▶ Given task: Copy every line of the following data that includes the string "optional".
──────── Material provided ────────
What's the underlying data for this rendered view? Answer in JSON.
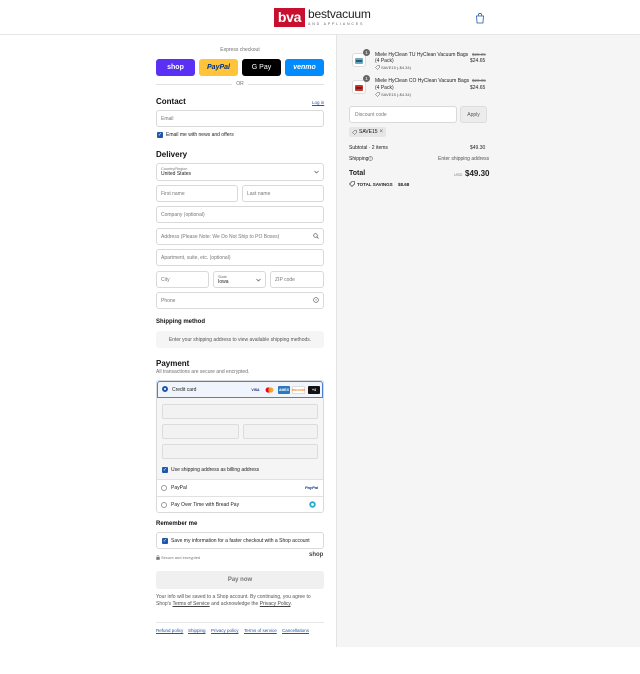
{
  "header": {
    "logo_mark": "bva",
    "logo_name": "bestvacuum",
    "logo_tagline": "AND APPLIANCES"
  },
  "express": {
    "title": "Express checkout",
    "buttons": [
      {
        "label": "shop",
        "color": "#5a31f4"
      },
      {
        "label": "PayPal",
        "color": "#ffc439"
      },
      {
        "label": "G Pay",
        "color": "#000000"
      },
      {
        "label": "venmo",
        "color": "#008cff"
      }
    ],
    "or": "OR"
  },
  "contact": {
    "heading": "Contact",
    "login_link": "Log in",
    "email_placeholder": "Email",
    "newsletter_label": "Email me with news and offers"
  },
  "delivery": {
    "heading": "Delivery",
    "country_label": "Country/Region",
    "country_value": "United States",
    "first_name": "First name",
    "last_name": "Last name",
    "company": "Company (optional)",
    "address": "Address (Please Note: We Do Not Ship to PO Boxes)",
    "apartment": "Apartment, suite, etc. (optional)",
    "city": "City",
    "state_label": "State",
    "state_value": "Iowa",
    "zip": "ZIP code",
    "phone": "Phone"
  },
  "shipping_method": {
    "heading": "Shipping method",
    "message": "Enter your shipping address to view available shipping methods."
  },
  "payment": {
    "heading": "Payment",
    "subtext": "All transactions are secure and encrypted.",
    "credit_card_label": "Credit card",
    "cards": [
      {
        "label": "VISA",
        "color": "#1a1f71"
      },
      {
        "label": "MC",
        "color": "#eb001b"
      },
      {
        "label": "AMEX",
        "color": "#2e77bc"
      },
      {
        "label": "DISCOVER",
        "color": "#f58220"
      },
      {
        "label": "+4",
        "color": "#111111"
      }
    ],
    "billing_label": "Use shipping address as billing address",
    "paypal_label": "PayPal",
    "paypal_badge": "PayPal",
    "bread_label": "Pay Over Time with Bread Pay"
  },
  "remember": {
    "heading": "Remember me",
    "save_label": "Save my information for a faster checkout with a Shop account",
    "secure_text": "Secure and encrypted",
    "shop_badge": "shop"
  },
  "pay_now": "Pay now",
  "legal": {
    "prefix": "Your info will be saved to a Shop account. By continuing, you agree to Shop's",
    "terms": "Terms of Service",
    "middle": "and acknowledge the",
    "privacy": "Privacy Policy",
    "suffix": "."
  },
  "footer_links": [
    "Refund policy",
    "Shipping",
    "Privacy policy",
    "Terms of service",
    "Cancellations"
  ],
  "cart": {
    "items": [
      {
        "qty": "1",
        "name_line1": "Miele HyClean TU HyClean Vacuum Bags",
        "name_line2": "(4 Pack)",
        "discount": "SAVE15 (-$4.34)",
        "old_price": "$28.95",
        "price": "$24.65"
      },
      {
        "qty": "1",
        "name_line1": "Miele HyClean CO HyClean Vacuum Bags",
        "name_line2": "(4 Pack)",
        "discount": "SAVE15 (-$4.34)",
        "old_price": "$28.95",
        "price": "$24.65"
      }
    ],
    "discount_placeholder": "Discount code",
    "apply_label": "Apply",
    "applied_code": "SAVE15",
    "subtotal_label": "Subtotal · 2 items",
    "subtotal_value": "$49.30",
    "shipping_label": "Shipping",
    "shipping_value": "Enter shipping address",
    "total_label": "Total",
    "currency": "USD",
    "total_value": "$49.30",
    "savings_label": "TOTAL SAVINGS",
    "savings_value": "$8.68"
  }
}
────────
▶ Written solution:
    "company": "Company (optional)",
    "apartment": "Apartment, suite, etc. (optional)",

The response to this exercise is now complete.